• **Data supplied**
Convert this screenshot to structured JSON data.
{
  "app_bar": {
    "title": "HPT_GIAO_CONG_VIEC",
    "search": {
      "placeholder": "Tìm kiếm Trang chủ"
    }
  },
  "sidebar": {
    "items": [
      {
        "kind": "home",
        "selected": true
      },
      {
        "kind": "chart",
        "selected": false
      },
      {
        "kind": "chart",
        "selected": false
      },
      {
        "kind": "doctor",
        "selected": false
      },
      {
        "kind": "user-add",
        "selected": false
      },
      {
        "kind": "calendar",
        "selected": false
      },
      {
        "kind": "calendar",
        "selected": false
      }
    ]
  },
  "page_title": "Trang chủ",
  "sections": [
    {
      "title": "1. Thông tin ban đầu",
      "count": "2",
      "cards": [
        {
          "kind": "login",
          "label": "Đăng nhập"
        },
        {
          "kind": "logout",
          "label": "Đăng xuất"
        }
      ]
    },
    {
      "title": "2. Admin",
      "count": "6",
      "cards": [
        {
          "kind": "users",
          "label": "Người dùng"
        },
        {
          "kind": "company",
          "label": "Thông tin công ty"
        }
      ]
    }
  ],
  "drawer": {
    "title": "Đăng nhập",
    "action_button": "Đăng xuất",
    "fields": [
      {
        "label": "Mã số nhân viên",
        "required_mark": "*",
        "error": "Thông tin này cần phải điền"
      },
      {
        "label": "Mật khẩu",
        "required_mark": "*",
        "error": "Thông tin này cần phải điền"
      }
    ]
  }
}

==

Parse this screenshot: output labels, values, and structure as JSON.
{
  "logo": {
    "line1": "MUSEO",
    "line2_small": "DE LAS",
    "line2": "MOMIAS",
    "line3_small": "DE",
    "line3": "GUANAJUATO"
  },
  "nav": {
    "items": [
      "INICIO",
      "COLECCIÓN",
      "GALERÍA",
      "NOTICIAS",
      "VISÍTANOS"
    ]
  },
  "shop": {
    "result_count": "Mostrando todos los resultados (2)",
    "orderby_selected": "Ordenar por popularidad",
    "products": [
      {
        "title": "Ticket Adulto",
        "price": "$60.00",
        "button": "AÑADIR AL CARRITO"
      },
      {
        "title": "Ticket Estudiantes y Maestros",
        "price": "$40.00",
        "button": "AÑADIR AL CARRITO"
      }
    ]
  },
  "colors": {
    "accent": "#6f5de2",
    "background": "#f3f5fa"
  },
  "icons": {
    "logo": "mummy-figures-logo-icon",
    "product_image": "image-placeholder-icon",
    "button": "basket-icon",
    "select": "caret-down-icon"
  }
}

--

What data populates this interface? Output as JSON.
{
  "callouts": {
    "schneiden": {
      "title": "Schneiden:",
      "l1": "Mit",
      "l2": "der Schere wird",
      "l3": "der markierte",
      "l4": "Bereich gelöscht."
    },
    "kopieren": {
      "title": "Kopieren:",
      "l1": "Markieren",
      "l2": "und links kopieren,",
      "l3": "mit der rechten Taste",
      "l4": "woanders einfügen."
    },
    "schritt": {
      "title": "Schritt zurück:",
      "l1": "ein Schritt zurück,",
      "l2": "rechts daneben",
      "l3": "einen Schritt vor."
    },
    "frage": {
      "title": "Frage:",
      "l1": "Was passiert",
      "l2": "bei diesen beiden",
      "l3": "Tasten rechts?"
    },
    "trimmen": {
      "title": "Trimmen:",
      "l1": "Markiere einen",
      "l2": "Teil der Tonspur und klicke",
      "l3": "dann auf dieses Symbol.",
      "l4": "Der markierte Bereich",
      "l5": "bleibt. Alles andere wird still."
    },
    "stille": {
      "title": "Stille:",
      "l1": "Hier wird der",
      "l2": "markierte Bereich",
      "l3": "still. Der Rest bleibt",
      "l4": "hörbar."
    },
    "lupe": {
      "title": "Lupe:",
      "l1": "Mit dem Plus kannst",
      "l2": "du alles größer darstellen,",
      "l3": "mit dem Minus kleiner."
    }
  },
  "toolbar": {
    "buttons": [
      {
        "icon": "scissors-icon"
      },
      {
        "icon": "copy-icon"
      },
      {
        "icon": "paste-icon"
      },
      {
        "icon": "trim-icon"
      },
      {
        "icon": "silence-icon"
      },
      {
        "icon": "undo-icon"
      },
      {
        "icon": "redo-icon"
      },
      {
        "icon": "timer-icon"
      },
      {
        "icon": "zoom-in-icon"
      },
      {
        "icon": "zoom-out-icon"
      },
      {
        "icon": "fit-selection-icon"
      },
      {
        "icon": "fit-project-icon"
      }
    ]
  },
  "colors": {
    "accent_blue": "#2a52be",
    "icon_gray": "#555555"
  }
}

• **Work to complete**
Each line holding the word "JSON" counts once; report the total and nothing else.

• **Solution**
3